[Data entries for graphics]
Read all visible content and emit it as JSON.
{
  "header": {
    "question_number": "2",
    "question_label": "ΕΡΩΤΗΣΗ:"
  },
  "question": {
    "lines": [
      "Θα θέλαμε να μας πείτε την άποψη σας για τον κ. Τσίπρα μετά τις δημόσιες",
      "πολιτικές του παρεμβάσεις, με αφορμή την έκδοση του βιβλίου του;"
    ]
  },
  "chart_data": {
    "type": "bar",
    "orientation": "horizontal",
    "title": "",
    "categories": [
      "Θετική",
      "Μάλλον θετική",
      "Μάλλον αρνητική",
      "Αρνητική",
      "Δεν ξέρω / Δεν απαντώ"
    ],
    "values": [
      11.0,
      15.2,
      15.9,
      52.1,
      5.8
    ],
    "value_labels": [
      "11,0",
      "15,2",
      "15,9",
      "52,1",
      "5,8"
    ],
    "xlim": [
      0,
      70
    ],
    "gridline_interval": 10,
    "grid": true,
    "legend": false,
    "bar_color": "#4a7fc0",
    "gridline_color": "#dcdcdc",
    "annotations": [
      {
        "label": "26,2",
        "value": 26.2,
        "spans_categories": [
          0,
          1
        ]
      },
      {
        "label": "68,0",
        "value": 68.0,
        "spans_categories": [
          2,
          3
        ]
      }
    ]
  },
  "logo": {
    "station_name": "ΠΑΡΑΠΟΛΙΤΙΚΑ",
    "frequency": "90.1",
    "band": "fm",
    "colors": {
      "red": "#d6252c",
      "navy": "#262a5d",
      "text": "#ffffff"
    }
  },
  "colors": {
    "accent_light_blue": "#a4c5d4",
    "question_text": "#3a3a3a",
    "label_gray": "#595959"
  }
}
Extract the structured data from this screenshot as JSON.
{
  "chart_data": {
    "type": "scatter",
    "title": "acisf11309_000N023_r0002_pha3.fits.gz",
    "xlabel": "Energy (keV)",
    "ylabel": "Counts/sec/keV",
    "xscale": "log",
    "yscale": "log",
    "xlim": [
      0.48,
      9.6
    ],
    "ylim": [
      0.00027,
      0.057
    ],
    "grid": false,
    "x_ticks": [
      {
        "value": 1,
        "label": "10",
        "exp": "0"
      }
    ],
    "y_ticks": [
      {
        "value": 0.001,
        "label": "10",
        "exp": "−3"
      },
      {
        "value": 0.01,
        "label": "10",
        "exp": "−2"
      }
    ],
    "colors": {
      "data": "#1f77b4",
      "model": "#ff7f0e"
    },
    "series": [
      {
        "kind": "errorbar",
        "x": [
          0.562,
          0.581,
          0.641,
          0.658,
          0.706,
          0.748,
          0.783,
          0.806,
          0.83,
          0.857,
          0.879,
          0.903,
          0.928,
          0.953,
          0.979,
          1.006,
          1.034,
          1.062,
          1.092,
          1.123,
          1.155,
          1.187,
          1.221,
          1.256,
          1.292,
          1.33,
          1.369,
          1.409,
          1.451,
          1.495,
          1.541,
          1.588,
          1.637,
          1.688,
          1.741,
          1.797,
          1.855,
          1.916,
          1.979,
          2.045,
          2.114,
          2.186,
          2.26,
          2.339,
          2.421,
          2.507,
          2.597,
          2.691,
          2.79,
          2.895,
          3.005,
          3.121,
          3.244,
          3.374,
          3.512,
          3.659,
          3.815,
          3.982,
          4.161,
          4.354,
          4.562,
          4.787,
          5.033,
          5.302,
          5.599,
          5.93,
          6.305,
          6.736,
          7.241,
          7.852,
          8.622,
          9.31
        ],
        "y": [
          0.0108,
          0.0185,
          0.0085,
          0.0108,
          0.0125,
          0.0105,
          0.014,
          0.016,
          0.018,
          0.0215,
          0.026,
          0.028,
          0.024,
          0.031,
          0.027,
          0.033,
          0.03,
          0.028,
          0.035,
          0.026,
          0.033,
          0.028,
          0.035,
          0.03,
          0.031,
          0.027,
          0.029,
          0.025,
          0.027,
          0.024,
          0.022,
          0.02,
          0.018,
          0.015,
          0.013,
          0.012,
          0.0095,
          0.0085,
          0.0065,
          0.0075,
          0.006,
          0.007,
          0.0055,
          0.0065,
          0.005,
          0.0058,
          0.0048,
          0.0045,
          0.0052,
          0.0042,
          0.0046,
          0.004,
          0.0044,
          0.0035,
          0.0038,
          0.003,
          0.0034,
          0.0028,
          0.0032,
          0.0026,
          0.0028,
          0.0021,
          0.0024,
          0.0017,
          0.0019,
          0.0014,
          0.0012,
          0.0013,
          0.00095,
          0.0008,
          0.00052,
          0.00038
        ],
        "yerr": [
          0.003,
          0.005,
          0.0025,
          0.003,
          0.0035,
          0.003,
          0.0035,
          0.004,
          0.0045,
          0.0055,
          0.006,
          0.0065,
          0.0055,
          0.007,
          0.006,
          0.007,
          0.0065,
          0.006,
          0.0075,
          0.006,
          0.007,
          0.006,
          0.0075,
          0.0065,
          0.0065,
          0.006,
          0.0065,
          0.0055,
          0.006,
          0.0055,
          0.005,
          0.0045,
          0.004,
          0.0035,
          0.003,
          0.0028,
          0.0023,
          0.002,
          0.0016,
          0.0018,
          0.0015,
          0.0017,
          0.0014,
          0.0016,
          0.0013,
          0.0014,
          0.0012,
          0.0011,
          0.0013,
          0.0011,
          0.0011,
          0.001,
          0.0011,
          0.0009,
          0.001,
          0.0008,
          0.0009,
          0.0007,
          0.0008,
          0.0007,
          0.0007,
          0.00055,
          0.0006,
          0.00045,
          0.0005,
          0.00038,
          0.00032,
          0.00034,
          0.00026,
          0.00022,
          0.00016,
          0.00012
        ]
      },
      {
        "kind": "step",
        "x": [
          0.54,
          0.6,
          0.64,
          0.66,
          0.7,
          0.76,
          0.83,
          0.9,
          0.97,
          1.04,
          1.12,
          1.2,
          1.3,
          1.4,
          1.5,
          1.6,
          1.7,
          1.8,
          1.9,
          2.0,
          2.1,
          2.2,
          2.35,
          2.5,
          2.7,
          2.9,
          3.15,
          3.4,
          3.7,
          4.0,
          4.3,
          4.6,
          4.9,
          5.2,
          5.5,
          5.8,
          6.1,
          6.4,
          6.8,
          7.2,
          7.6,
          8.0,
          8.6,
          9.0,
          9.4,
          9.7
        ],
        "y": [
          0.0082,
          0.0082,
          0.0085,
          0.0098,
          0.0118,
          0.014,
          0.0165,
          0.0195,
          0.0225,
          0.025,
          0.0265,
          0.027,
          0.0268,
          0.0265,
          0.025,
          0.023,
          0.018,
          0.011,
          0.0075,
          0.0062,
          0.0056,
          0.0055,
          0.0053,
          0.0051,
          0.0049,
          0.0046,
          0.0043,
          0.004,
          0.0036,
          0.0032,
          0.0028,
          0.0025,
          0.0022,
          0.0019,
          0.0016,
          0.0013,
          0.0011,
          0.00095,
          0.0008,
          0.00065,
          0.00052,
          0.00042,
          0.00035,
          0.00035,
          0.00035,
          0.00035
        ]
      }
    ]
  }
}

*Goal:* Repeat each of the entries above precisely as given.

*Final result:*
Read all visible content and emit it as JSON.
{
  "header": {
    "question_number": "2",
    "question_label": "ΕΡΩΤΗΣΗ:"
  },
  "question": {
    "lines": [
      "Θα θέλαμε να μας πείτε την άποψη σας για τον κ. Τσίπρα μετά τις δημόσιες",
      "πολιτικές του παρεμβάσεις, με αφορμή την έκδοση του βιβλίου του;"
    ]
  },
  "chart_data": {
    "type": "bar",
    "orientation": "horizontal",
    "title": "",
    "categories": [
      "Θετική",
      "Μάλλον θετική",
      "Μάλλον αρνητική",
      "Αρνητική",
      "Δεν ξέρω / Δεν απαντώ"
    ],
    "values": [
      11.0,
      15.2,
      15.9,
      52.1,
      5.8
    ],
    "value_labels": [
      "11,0",
      "15,2",
      "15,9",
      "52,1",
      "5,8"
    ],
    "xlim": [
      0,
      70
    ],
    "gridline_interval": 10,
    "grid": true,
    "legend": false,
    "bar_color": "#4a7fc0",
    "gridline_color": "#dcdcdc",
    "annotations": [
      {
        "label": "26,2",
        "value": 26.2,
        "spans_categories": [
          0,
          1
        ]
      },
      {
        "label": "68,0",
        "value": 68.0,
        "spans_categories": [
          2,
          3
        ]
      }
    ]
  },
  "logo": {
    "station_name": "ΠΑΡΑΠΟΛΙΤΙΚΑ",
    "frequency": "90.1",
    "band": "fm",
    "colors": {
      "red": "#d6252c",
      "navy": "#262a5d",
      "text": "#ffffff"
    }
  },
  "colors": {
    "accent_light_blue": "#a4c5d4",
    "question_text": "#3a3a3a",
    "label_gray": "#595959"
  }
}
Extract the structured data from this screenshot as JSON.
{
  "chart_data": {
    "type": "scatter",
    "title": "acisf11309_000N023_r0002_pha3.fits.gz",
    "xlabel": "Energy (keV)",
    "ylabel": "Counts/sec/keV",
    "xscale": "log",
    "yscale": "log",
    "xlim": [
      0.48,
      9.6
    ],
    "ylim": [
      0.00027,
      0.057
    ],
    "grid": false,
    "x_ticks": [
      {
        "value": 1,
        "label": "10",
        "exp": "0"
      }
    ],
    "y_ticks": [
      {
        "value": 0.001,
        "label": "10",
        "exp": "−3"
      },
      {
        "value": 0.01,
        "label": "10",
        "exp": "−2"
      }
    ],
    "colors": {
      "data": "#1f77b4",
      "model": "#ff7f0e"
    },
    "series": [
      {
        "kind": "errorbar",
        "x": [
          0.562,
          0.581,
          0.641,
          0.658,
          0.706,
          0.748,
          0.783,
          0.806,
          0.83,
          0.857,
          0.879,
          0.903,
          0.928,
          0.953,
          0.979,
          1.006,
          1.034,
          1.062,
          1.092,
          1.123,
          1.155,
          1.187,
          1.221,
          1.256,
          1.292,
          1.33,
          1.369,
          1.409,
          1.451,
          1.495,
          1.541,
          1.588,
          1.637,
          1.688,
          1.741,
          1.797,
          1.855,
          1.916,
          1.979,
          2.045,
          2.114,
          2.186,
          2.26,
          2.339,
          2.421,
          2.507,
          2.597,
          2.691,
          2.79,
          2.895,
          3.005,
          3.121,
          3.244,
          3.374,
          3.512,
          3.659,
          3.815,
          3.982,
          4.161,
          4.354,
          4.562,
          4.787,
          5.033,
          5.302,
          5.599,
          5.93,
          6.305,
          6.736,
          7.241,
          7.852,
          8.622,
          9.31
        ],
        "y": [
          0.0108,
          0.0185,
          0.0085,
          0.0108,
          0.0125,
          0.0105,
          0.014,
          0.016,
          0.018,
          0.0215,
          0.026,
          0.028,
          0.024,
          0.031,
          0.027,
          0.033,
          0.03,
          0.028,
          0.035,
          0.026,
          0.033,
          0.028,
          0.035,
          0.03,
          0.031,
          0.027,
          0.029,
          0.025,
          0.027,
          0.024,
          0.022,
          0.02,
          0.018,
          0.015,
          0.013,
          0.012,
          0.0095,
          0.0085,
          0.0065,
          0.0075,
          0.006,
          0.007,
          0.0055,
          0.0065,
          0.005,
          0.0058,
          0.0048,
          0.0045,
          0.0052,
          0.0042,
          0.0046,
          0.004,
          0.0044,
          0.0035,
          0.0038,
          0.003,
          0.0034,
          0.0028,
          0.0032,
          0.0026,
          0.0028,
          0.0021,
          0.0024,
          0.0017,
          0.0019,
          0.0014,
          0.0012,
          0.0013,
          0.00095,
          0.0008,
          0.00052,
          0.00038
        ],
        "yerr": [
          0.003,
          0.005,
          0.0025,
          0.003,
          0.0035,
          0.003,
          0.0035,
          0.004,
          0.0045,
          0.0055,
          0.006,
          0.0065,
          0.0055,
          0.007,
          0.006,
          0.007,
          0.0065,
          0.006,
          0.0075,
          0.006,
          0.007,
          0.006,
          0.0075,
          0.0065,
          0.0065,
          0.006,
          0.0065,
          0.0055,
          0.006,
          0.0055,
          0.005,
          0.0045,
          0.004,
          0.0035,
          0.003,
          0.0028,
          0.0023,
          0.002,
          0.0016,
          0.0018,
          0.0015,
          0.0017,
          0.0014,
          0.0016,
          0.0013,
          0.0014,
          0.0012,
          0.0011,
          0.0013,
          0.0011,
          0.0011,
          0.001,
          0.0011,
          0.0009,
          0.001,
          0.0008,
          0.0009,
          0.0007,
          0.0008,
          0.0007,
          0.0007,
          0.00055,
          0.0006,
          0.00045,
          0.0005,
          0.00038,
          0.00032,
          0.00034,
          0.00026,
          0.00022,
          0.00016,
          0.00012
        ]
      },
      {
        "kind": "step",
        "x": [
          0.54,
          0.6,
          0.64,
          0.66,
          0.7,
          0.76,
          0.83,
          0.9,
          0.97,
          1.04,
          1.12,
          1.2,
          1.3,
          1.4,
          1.5,
          1.6,
          1.7,
          1.8,
          1.9,
          2.0,
          2.1,
          2.2,
          2.35,
          2.5,
          2.7,
          2.9,
          3.15,
          3.4,
          3.7,
          4.0,
          4.3,
          4.6,
          4.9,
          5.2,
          5.5,
          5.8,
          6.1,
          6.4,
          6.8,
          7.2,
          7.6,
          8.0,
          8.6,
          9.0,
          9.4,
          9.7
        ],
        "y": [
          0.0082,
          0.0082,
          0.0085,
          0.0098,
          0.0118,
          0.014,
          0.0165,
          0.0195,
          0.0225,
          0.025,
          0.0265,
          0.027,
          0.0268,
          0.0265,
          0.025,
          0.023,
          0.018,
          0.011,
          0.0075,
          0.0062,
          0.0056,
          0.0055,
          0.0053,
          0.0051,
          0.0049,
          0.0046,
          0.0043,
          0.004,
          0.0036,
          0.0032,
          0.0028,
          0.0025,
          0.0022,
          0.0019,
          0.0016,
          0.0013,
          0.0011,
          0.00095,
          0.0008,
          0.00065,
          0.00052,
          0.00042,
          0.00035,
          0.00035,
          0.00035,
          0.00035
        ]
      }
    ]
  }
}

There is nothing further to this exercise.